PROVIDED DATA:
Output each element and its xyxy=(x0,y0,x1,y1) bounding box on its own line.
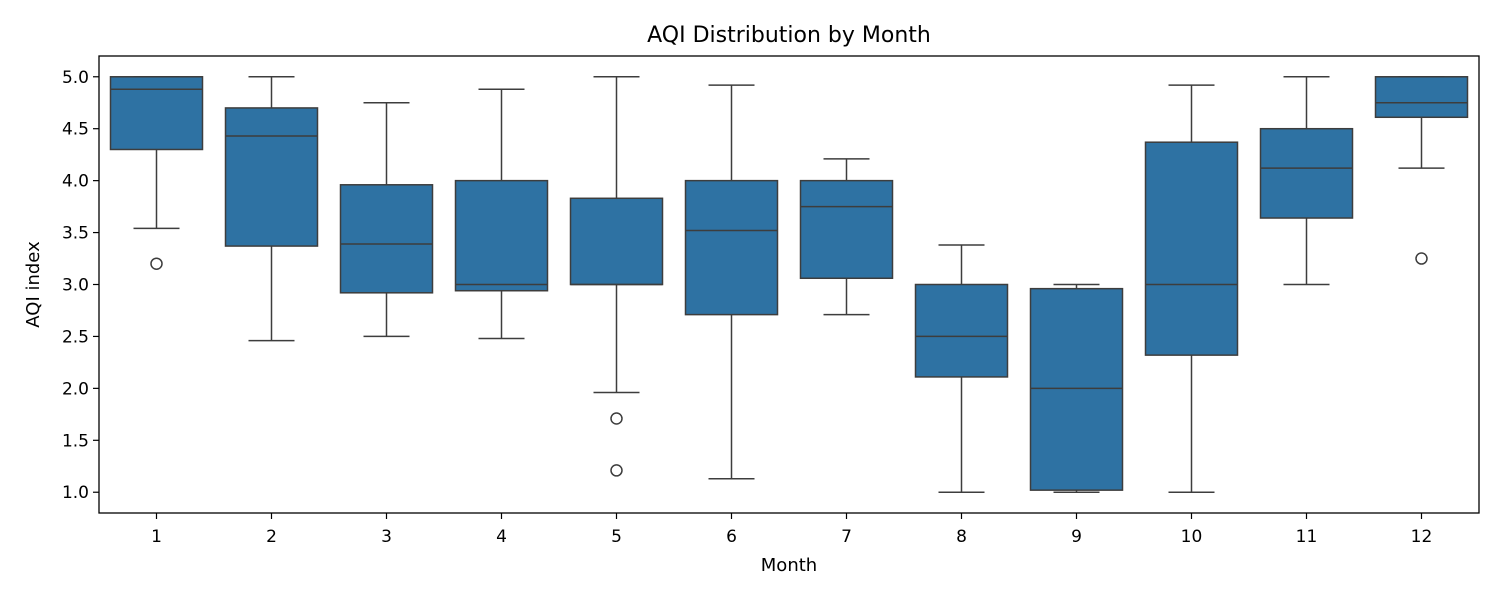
box-month-5 xyxy=(569,76,664,477)
x-tick-label: 11 xyxy=(1296,527,1318,547)
iqr-box xyxy=(454,179,549,292)
y-tick-label: 5.0 xyxy=(62,68,89,88)
y-tick-label: 1.0 xyxy=(62,483,89,503)
x-tick-label: 6 xyxy=(726,527,737,547)
x-tick-label: 4 xyxy=(496,527,507,547)
box-month-3 xyxy=(339,101,434,338)
box-month-8 xyxy=(914,244,1009,493)
x-axis: 1 2 3 4 5 6 7 8 9 10 11 12 xyxy=(151,513,1432,547)
iqr-box xyxy=(1144,141,1239,356)
box-month-7 xyxy=(799,158,894,316)
x-tick-label: 12 xyxy=(1411,527,1433,547)
x-axis-label: Month xyxy=(761,555,817,576)
iqr-box xyxy=(224,107,319,247)
box-month-12 xyxy=(1374,76,1469,265)
y-tick-label: 4.5 xyxy=(62,120,89,140)
iqr-box xyxy=(914,283,1009,378)
outlier-point xyxy=(1415,252,1428,265)
box-month-6 xyxy=(684,84,779,480)
box-month-10 xyxy=(1144,84,1239,493)
box-month-1 xyxy=(109,76,204,270)
outlier-point xyxy=(150,257,163,270)
y-tick-label: 3.5 xyxy=(62,224,89,244)
x-tick-label: 9 xyxy=(1071,527,1082,547)
y-tick-label: 1.5 xyxy=(62,431,89,451)
box-month-11 xyxy=(1259,76,1354,286)
iqr-box xyxy=(684,179,779,316)
y-tick-label: 4.0 xyxy=(62,172,89,192)
iqr-box xyxy=(339,184,434,294)
x-tick-label: 2 xyxy=(266,527,277,547)
box-month-4 xyxy=(454,88,549,340)
x-tick-label: 8 xyxy=(956,527,967,547)
y-axis-label: AQI index xyxy=(23,241,44,328)
x-tick-label: 3 xyxy=(381,527,392,547)
iqr-box xyxy=(799,179,894,280)
y-axis: 1.0 1.5 2.0 2.5 3.0 3.5 4.0 4.5 5.0 xyxy=(62,68,99,503)
x-tick-label: 10 xyxy=(1181,527,1203,547)
x-tick-label: 1 xyxy=(151,527,162,547)
y-tick-label: 2.5 xyxy=(62,327,89,347)
iqr-box xyxy=(569,197,664,286)
iqr-box xyxy=(109,76,204,151)
y-tick-label: 3.0 xyxy=(62,276,89,296)
iqr-box xyxy=(1374,76,1469,119)
chart-title: AQI Distribution by Month xyxy=(647,23,931,48)
outlier-point xyxy=(610,412,623,425)
outlier-point xyxy=(610,464,623,477)
box-month-9 xyxy=(1029,283,1124,493)
box-series xyxy=(109,76,1469,493)
box-month-2 xyxy=(224,76,319,342)
iqr-box xyxy=(1029,287,1124,491)
x-tick-label: 5 xyxy=(611,527,622,547)
x-tick-label: 7 xyxy=(841,527,852,547)
y-tick-label: 2.0 xyxy=(62,379,89,399)
iqr-box xyxy=(1259,127,1354,219)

GIVEN INSTRUCTION: Rewrite the listing above with every "iqr-box" swapped for "quartile-box" and nothing else changed. Omit the picture.

WORKED SOLUTION:
Output each element and its xyxy=(x0,y0,x1,y1) bounding box on its own line.
box-month-5 xyxy=(569,76,664,477)
x-tick-label: 11 xyxy=(1296,527,1318,547)
quartile-box xyxy=(454,179,549,292)
y-tick-label: 5.0 xyxy=(62,68,89,88)
y-tick-label: 1.0 xyxy=(62,483,89,503)
x-tick-label: 6 xyxy=(726,527,737,547)
x-tick-label: 4 xyxy=(496,527,507,547)
box-month-3 xyxy=(339,101,434,338)
box-month-8 xyxy=(914,244,1009,493)
x-axis: 1 2 3 4 5 6 7 8 9 10 11 12 xyxy=(151,513,1432,547)
quartile-box xyxy=(1144,141,1239,356)
box-month-7 xyxy=(799,158,894,316)
x-tick-label: 12 xyxy=(1411,527,1433,547)
x-axis-label: Month xyxy=(761,555,817,576)
quartile-box xyxy=(224,107,319,247)
box-month-12 xyxy=(1374,76,1469,265)
y-tick-label: 4.5 xyxy=(62,120,89,140)
quartile-box xyxy=(914,283,1009,378)
outlier-point xyxy=(1415,252,1428,265)
box-month-6 xyxy=(684,84,779,480)
box-month-10 xyxy=(1144,84,1239,493)
box-month-1 xyxy=(109,76,204,270)
outlier-point xyxy=(150,257,163,270)
y-tick-label: 3.5 xyxy=(62,224,89,244)
x-tick-label: 9 xyxy=(1071,527,1082,547)
y-tick-label: 1.5 xyxy=(62,431,89,451)
box-month-11 xyxy=(1259,76,1354,286)
quartile-box xyxy=(684,179,779,316)
y-tick-label: 4.0 xyxy=(62,172,89,192)
quartile-box xyxy=(339,184,434,294)
x-tick-label: 2 xyxy=(266,527,277,547)
box-month-4 xyxy=(454,88,549,340)
x-tick-label: 8 xyxy=(956,527,967,547)
y-axis-label: AQI index xyxy=(23,241,44,328)
x-tick-label: 3 xyxy=(381,527,392,547)
quartile-box xyxy=(799,179,894,280)
y-axis: 1.0 1.5 2.0 2.5 3.0 3.5 4.0 4.5 5.0 xyxy=(62,68,99,503)
x-tick-label: 10 xyxy=(1181,527,1203,547)
x-tick-label: 1 xyxy=(151,527,162,547)
y-tick-label: 2.5 xyxy=(62,327,89,347)
quartile-box xyxy=(569,197,664,286)
quartile-box xyxy=(109,76,204,151)
y-tick-label: 3.0 xyxy=(62,276,89,296)
quartile-box xyxy=(1374,76,1469,119)
chart-title: AQI Distribution by Month xyxy=(647,23,931,48)
outlier-point xyxy=(610,412,623,425)
outlier-point xyxy=(610,464,623,477)
box-month-9 xyxy=(1029,283,1124,493)
box-series xyxy=(109,76,1469,493)
box-month-2 xyxy=(224,76,319,342)
quartile-box xyxy=(1029,287,1124,491)
x-tick-label: 5 xyxy=(611,527,622,547)
x-tick-label: 7 xyxy=(841,527,852,547)
y-tick-label: 2.0 xyxy=(62,379,89,399)
quartile-box xyxy=(1259,127,1354,219)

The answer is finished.